Identify every line in the records below that contains the word "placeholder", and reproduce each one.
━━━━━ Input material
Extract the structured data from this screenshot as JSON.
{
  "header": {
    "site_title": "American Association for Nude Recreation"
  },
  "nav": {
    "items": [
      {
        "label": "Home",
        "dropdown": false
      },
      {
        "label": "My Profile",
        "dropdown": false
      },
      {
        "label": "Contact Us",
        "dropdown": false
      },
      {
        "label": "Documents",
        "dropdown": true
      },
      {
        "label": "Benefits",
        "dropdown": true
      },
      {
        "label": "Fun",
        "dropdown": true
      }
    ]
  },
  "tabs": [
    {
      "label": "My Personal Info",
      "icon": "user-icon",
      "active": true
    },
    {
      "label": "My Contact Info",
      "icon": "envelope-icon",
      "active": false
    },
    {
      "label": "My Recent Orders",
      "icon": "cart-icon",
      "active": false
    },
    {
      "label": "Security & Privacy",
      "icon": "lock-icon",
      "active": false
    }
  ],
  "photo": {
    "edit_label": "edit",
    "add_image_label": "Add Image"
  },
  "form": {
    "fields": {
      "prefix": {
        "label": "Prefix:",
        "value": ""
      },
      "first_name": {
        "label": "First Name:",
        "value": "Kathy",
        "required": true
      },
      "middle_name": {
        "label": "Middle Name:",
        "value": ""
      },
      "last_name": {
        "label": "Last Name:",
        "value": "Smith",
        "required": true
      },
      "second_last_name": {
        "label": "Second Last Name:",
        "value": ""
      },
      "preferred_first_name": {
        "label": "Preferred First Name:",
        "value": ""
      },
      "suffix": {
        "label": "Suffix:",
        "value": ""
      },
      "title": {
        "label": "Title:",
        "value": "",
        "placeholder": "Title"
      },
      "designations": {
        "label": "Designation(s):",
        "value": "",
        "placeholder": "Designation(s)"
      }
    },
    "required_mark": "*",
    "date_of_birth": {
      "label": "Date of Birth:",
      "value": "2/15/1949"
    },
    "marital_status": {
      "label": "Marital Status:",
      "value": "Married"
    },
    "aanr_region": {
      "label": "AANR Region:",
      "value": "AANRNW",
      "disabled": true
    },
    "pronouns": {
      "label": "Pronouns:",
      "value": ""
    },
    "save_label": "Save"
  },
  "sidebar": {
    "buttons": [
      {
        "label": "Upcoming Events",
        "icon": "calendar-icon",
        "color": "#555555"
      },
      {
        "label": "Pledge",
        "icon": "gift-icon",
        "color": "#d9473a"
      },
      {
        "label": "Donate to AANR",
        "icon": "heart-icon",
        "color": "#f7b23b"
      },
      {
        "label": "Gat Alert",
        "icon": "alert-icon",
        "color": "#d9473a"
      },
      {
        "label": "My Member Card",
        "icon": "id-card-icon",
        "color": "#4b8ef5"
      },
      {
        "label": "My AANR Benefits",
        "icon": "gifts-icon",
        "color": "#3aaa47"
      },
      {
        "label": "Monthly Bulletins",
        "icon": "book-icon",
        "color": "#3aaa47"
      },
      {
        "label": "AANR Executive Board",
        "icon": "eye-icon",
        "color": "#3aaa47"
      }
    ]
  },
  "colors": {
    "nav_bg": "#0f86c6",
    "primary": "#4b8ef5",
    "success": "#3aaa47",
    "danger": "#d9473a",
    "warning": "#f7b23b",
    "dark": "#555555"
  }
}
━━━━━━━━━━
◆ Finished task:
        "placeholder": "Title"
        "placeholder": "Designation(s)"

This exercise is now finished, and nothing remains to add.